#### What is required
Skip the pictures. Transcribe the rest of the data below without changing a word.

#### Information shown
* * * * * * * * *

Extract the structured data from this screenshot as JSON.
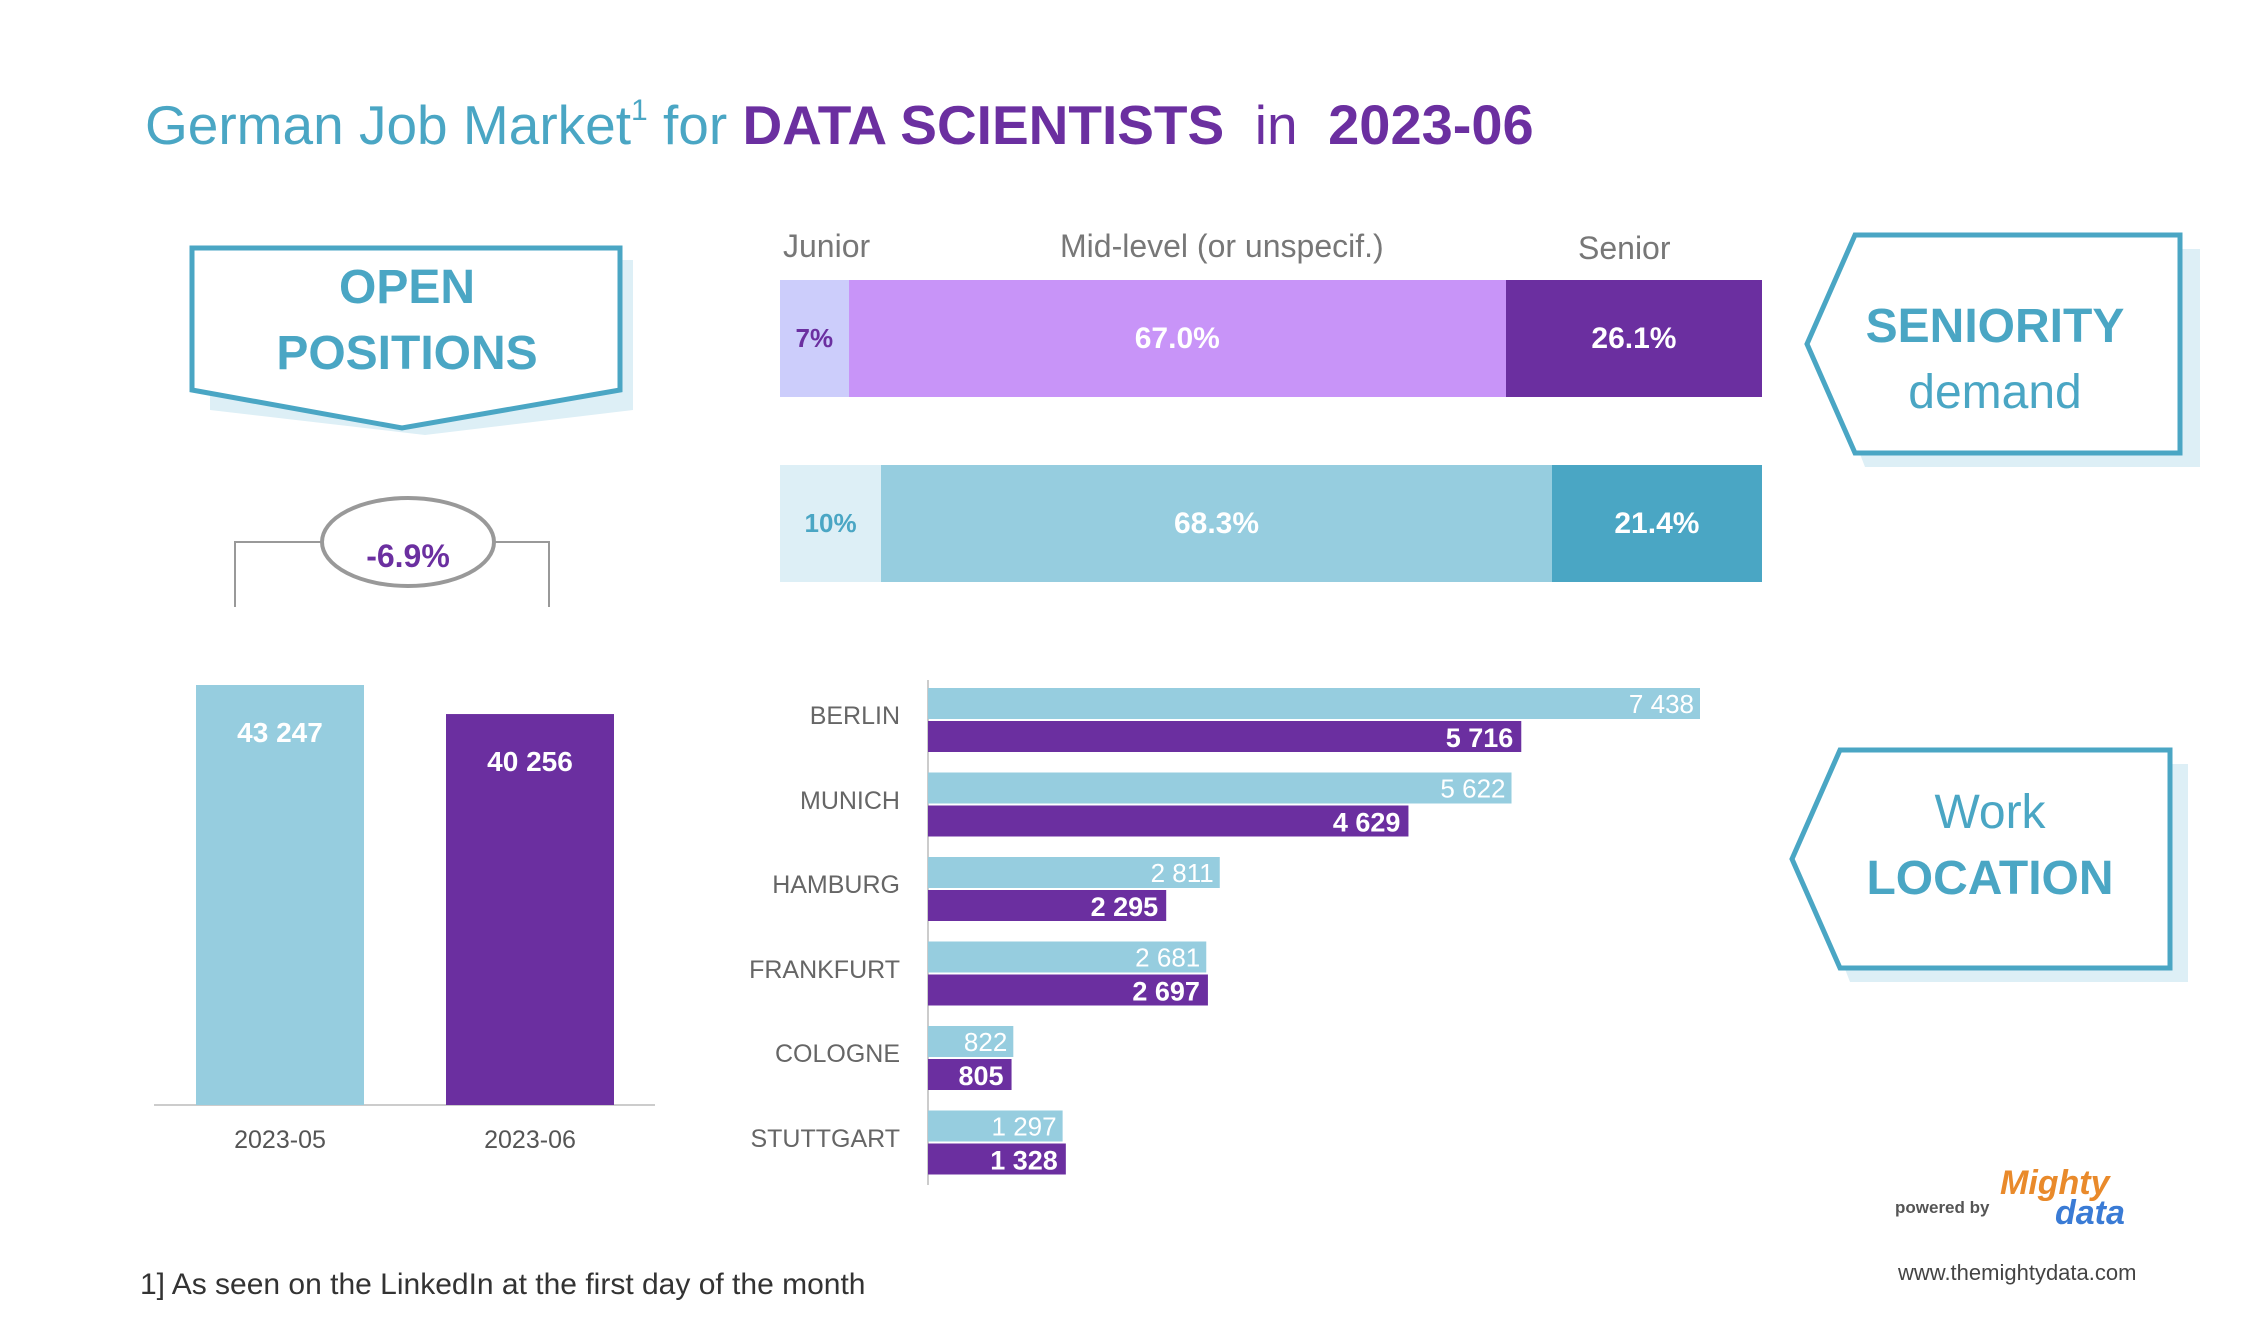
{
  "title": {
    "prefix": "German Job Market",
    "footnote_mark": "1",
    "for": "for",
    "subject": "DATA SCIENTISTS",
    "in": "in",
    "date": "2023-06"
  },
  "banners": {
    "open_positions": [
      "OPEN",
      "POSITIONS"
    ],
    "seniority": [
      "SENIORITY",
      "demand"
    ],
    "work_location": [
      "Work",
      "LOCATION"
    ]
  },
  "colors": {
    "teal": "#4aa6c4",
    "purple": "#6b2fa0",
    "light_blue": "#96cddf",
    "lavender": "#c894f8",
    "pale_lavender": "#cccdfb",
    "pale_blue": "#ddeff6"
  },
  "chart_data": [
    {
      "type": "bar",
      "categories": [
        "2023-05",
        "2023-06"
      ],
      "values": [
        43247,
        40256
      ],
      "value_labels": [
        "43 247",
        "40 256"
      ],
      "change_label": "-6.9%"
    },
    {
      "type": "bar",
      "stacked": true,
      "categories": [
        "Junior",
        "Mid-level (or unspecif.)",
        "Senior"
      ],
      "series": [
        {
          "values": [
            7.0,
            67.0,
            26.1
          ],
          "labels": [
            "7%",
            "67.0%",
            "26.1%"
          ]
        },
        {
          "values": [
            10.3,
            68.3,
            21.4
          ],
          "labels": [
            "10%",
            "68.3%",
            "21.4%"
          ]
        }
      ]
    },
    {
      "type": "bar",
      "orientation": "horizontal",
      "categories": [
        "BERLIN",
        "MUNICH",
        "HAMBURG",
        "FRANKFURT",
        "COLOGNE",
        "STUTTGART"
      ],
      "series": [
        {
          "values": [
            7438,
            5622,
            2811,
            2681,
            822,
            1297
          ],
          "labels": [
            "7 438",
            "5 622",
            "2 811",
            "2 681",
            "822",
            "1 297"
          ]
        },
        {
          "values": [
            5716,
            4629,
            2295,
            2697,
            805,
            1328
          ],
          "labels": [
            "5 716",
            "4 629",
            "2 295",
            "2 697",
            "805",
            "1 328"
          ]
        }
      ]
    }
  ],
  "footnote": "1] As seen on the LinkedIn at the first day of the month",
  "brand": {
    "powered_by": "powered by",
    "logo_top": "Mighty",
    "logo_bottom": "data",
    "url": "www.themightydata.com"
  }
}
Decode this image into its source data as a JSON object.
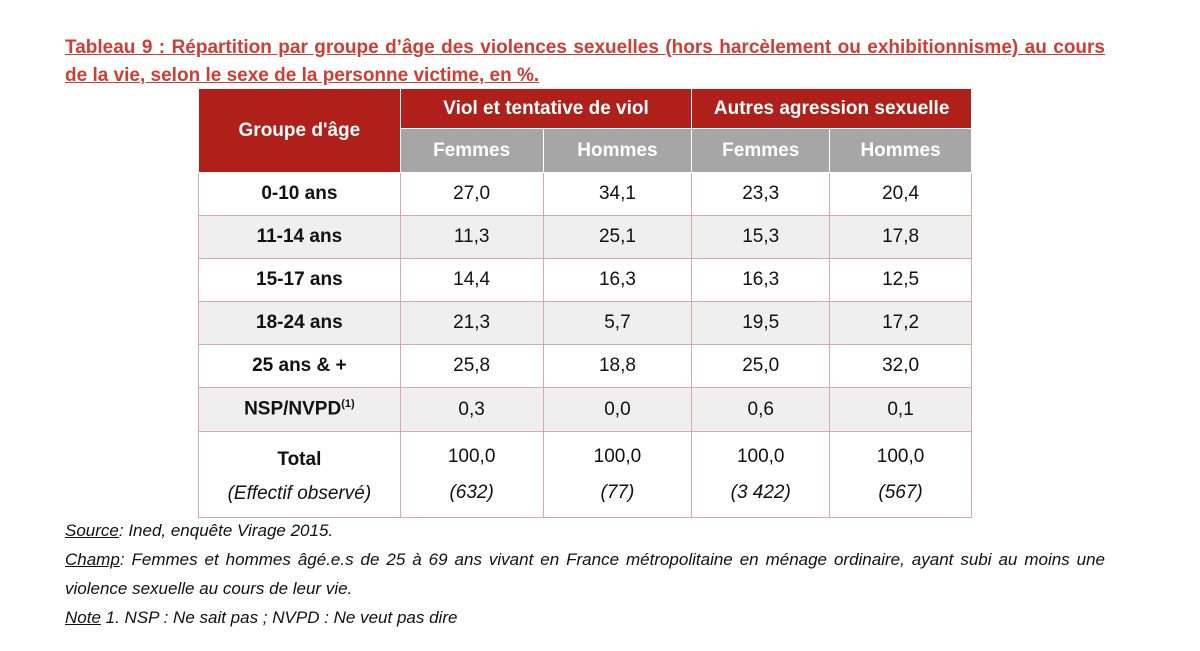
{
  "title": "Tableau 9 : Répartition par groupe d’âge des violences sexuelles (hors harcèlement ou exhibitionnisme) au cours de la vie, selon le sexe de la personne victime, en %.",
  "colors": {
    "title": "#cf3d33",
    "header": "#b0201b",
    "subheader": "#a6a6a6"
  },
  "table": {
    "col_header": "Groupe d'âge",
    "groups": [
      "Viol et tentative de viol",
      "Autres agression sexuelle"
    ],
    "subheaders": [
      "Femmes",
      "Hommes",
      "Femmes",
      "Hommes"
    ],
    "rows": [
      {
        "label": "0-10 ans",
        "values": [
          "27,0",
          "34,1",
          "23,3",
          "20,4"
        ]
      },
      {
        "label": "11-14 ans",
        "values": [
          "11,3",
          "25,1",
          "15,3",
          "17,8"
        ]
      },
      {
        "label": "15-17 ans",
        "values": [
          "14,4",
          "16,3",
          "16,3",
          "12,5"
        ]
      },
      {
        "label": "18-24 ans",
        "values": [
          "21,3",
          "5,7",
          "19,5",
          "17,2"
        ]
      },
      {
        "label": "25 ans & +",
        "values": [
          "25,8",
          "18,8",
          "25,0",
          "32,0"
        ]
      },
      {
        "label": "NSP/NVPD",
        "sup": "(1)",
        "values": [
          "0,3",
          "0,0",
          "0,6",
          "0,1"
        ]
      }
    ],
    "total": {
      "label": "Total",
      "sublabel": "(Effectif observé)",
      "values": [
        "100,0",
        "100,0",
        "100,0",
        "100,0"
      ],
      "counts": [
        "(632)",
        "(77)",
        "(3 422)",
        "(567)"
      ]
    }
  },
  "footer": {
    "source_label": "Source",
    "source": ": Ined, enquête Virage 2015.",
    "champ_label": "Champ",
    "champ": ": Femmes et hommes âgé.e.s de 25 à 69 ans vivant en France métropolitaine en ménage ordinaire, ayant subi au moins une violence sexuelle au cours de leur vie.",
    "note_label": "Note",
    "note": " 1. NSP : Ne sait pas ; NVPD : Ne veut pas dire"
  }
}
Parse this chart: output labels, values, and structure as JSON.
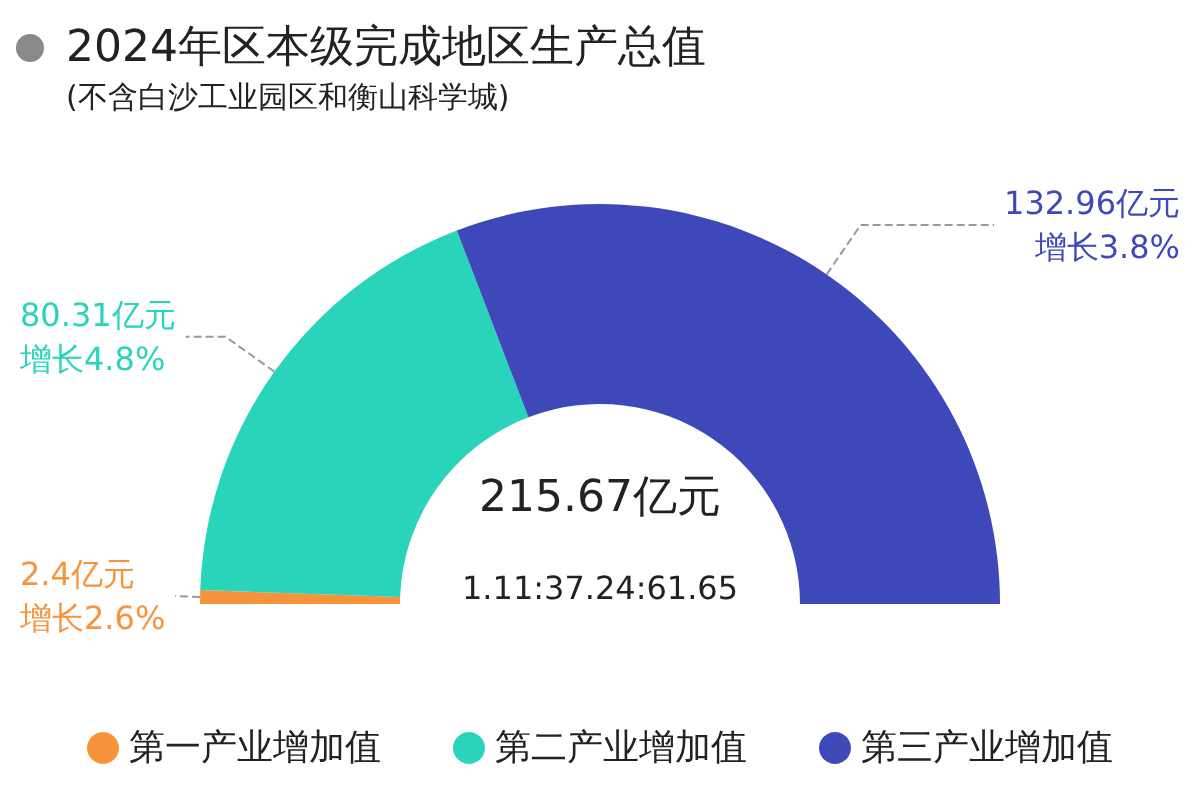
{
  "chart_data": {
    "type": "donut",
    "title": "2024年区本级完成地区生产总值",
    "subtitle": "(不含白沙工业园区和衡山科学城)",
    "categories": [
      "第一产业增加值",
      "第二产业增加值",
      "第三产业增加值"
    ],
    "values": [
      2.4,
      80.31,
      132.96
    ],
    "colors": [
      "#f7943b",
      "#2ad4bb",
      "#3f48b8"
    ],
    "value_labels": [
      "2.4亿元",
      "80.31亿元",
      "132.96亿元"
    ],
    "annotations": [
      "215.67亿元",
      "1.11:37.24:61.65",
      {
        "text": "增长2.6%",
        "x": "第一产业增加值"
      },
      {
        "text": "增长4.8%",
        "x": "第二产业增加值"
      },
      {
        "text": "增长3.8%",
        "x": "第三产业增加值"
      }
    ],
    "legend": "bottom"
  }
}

* * * * * * * * *

#### Output
Extract the structured data from this screenshot as JSON.
{
  "title": {
    "prefix": "German Job Market",
    "footnote_mark": "1",
    "for": "for",
    "subject": "DATA SCIENTISTS",
    "in": "in",
    "date": "2023-06"
  },
  "banners": {
    "open_positions": [
      "OPEN",
      "POSITIONS"
    ],
    "seniority": [
      "SENIORITY",
      "demand"
    ],
    "work_location": [
      "Work",
      "LOCATION"
    ]
  },
  "colors": {
    "teal": "#4aa6c4",
    "purple": "#6b2fa0",
    "light_blue": "#96cddf",
    "lavender": "#c894f8",
    "pale_lavender": "#cccdfb",
    "pale_blue": "#ddeff6"
  },
  "chart_data": [
    {
      "type": "bar",
      "categories": [
        "2023-05",
        "2023-06"
      ],
      "values": [
        43247,
        40256
      ],
      "value_labels": [
        "43 247",
        "40 256"
      ],
      "change_label": "-6.9%"
    },
    {
      "type": "bar",
      "stacked": true,
      "categories": [
        "Junior",
        "Mid-level (or unspecif.)",
        "Senior"
      ],
      "series": [
        {
          "values": [
            7.0,
            67.0,
            26.1
          ],
          "labels": [
            "7%",
            "67.0%",
            "26.1%"
          ]
        },
        {
          "values": [
            10.3,
            68.3,
            21.4
          ],
          "labels": [
            "10%",
            "68.3%",
            "21.4%"
          ]
        }
      ]
    },
    {
      "type": "bar",
      "orientation": "horizontal",
      "categories": [
        "BERLIN",
        "MUNICH",
        "HAMBURG",
        "FRANKFURT",
        "COLOGNE",
        "STUTTGART"
      ],
      "series": [
        {
          "values": [
            7438,
            5622,
            2811,
            2681,
            822,
            1297
          ],
          "labels": [
            "7 438",
            "5 622",
            "2 811",
            "2 681",
            "822",
            "1 297"
          ]
        },
        {
          "values": [
            5716,
            4629,
            2295,
            2697,
            805,
            1328
          ],
          "labels": [
            "5 716",
            "4 629",
            "2 295",
            "2 697",
            "805",
            "1 328"
          ]
        }
      ]
    }
  ],
  "footnote": "1] As seen on the LinkedIn at the first day of the month",
  "brand": {
    "powered_by": "powered by",
    "logo_top": "Mighty",
    "logo_bottom": "data",
    "url": "www.themightydata.com"
  }
}
Decode this image into its source data as a JSON object.
{
  "title": "Tableau 9 : Répartition par groupe d’âge des violences sexuelles (hors harcèlement ou exhibitionnisme) au cours de la vie, selon le sexe de la personne victime, en %.",
  "colors": {
    "title": "#cf3d33",
    "header": "#b0201b",
    "subheader": "#a6a6a6"
  },
  "table": {
    "col_header": "Groupe d'âge",
    "groups": [
      "Viol et tentative de viol",
      "Autres agression sexuelle"
    ],
    "subheaders": [
      "Femmes",
      "Hommes",
      "Femmes",
      "Hommes"
    ],
    "rows": [
      {
        "label": "0-10 ans",
        "values": [
          "27,0",
          "34,1",
          "23,3",
          "20,4"
        ]
      },
      {
        "label": "11-14 ans",
        "values": [
          "11,3",
          "25,1",
          "15,3",
          "17,8"
        ]
      },
      {
        "label": "15-17 ans",
        "values": [
          "14,4",
          "16,3",
          "16,3",
          "12,5"
        ]
      },
      {
        "label": "18-24 ans",
        "values": [
          "21,3",
          "5,7",
          "19,5",
          "17,2"
        ]
      },
      {
        "label": "25 ans & +",
        "values": [
          "25,8",
          "18,8",
          "25,0",
          "32,0"
        ]
      },
      {
        "label": "NSP/NVPD",
        "sup": "(1)",
        "values": [
          "0,3",
          "0,0",
          "0,6",
          "0,1"
        ]
      }
    ],
    "total": {
      "label": "Total",
      "sublabel": "(Effectif observé)",
      "values": [
        "100,0",
        "100,0",
        "100,0",
        "100,0"
      ],
      "counts": [
        "(632)",
        "(77)",
        "(3 422)",
        "(567)"
      ]
    }
  },
  "footer": {
    "source_label": "Source",
    "source": ": Ined, enquête Virage 2015.",
    "champ_label": "Champ",
    "champ": ": Femmes et hommes âgé.e.s de 25 à 69 ans vivant en France métropolitaine en ménage ordinaire, ayant subi au moins une violence sexuelle au cours de leur vie.",
    "note_label": "Note",
    "note": " 1. NSP : Ne sait pas ; NVPD : Ne veut pas dire"
  }
}
Parse this chart: output labels, values, and structure as JSON.
{
  "chart_data": {
    "type": "donut",
    "title": "2024年区本级完成地区生产总值",
    "subtitle": "(不含白沙工业园区和衡山科学城)",
    "categories": [
      "第一产业增加值",
      "第二产业增加值",
      "第三产业增加值"
    ],
    "values": [
      2.4,
      80.31,
      132.96
    ],
    "colors": [
      "#f7943b",
      "#2ad4bb",
      "#3f48b8"
    ],
    "value_labels": [
      "2.4亿元",
      "80.31亿元",
      "132.96亿元"
    ],
    "annotations": [
      "215.67亿元",
      "1.11:37.24:61.65",
      {
        "text": "增长2.6%",
        "x": "第一产业增加值"
      },
      {
        "text": "增长4.8%",
        "x": "第二产业增加值"
      },
      {
        "text": "增长3.8%",
        "x": "第三产业增加值"
      }
    ],
    "legend": "bottom"
  }
}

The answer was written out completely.